[Data items]
---

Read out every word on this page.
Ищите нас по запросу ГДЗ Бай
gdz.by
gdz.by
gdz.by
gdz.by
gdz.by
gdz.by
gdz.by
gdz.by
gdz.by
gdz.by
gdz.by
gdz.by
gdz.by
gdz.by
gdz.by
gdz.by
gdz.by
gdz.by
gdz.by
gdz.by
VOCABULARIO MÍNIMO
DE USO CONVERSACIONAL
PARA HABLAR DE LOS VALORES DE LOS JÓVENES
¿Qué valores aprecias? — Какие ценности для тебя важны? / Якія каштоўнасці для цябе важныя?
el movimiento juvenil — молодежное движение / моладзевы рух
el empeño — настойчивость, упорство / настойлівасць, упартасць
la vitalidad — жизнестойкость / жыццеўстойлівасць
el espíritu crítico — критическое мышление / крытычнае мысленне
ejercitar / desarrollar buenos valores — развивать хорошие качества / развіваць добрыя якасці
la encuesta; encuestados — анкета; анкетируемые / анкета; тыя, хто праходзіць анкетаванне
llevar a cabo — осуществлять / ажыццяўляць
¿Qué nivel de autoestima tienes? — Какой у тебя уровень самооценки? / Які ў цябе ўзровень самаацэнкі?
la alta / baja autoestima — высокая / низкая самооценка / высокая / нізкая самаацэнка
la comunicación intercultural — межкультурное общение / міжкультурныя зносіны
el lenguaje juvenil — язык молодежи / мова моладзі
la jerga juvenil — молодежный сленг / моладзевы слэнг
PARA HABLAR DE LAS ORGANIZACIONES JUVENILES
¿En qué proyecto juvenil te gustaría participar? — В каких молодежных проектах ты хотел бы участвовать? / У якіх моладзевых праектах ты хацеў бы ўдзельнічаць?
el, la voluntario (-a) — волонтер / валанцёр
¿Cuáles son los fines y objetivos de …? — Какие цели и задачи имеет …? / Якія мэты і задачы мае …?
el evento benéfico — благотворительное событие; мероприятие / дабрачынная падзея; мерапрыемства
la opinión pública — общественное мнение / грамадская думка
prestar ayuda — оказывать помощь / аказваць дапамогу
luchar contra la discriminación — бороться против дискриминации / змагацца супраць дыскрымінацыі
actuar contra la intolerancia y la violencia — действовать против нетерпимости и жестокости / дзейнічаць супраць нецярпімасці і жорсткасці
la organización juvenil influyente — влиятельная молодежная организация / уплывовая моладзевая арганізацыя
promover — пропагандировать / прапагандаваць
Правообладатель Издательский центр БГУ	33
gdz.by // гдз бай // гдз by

---

* **Exercise directions**:
Copy out every line from the data above that has "contra" in it.

* **Complete output**:
luchar contra la discriminación — бороться против дискриминации / змагацца супраць дыскрымінацыі
actuar contra la intolerancia y la violencia — действовать против нетерпимости и жестокости / дзейнічаць супраць нецярпімасці і жорсткасці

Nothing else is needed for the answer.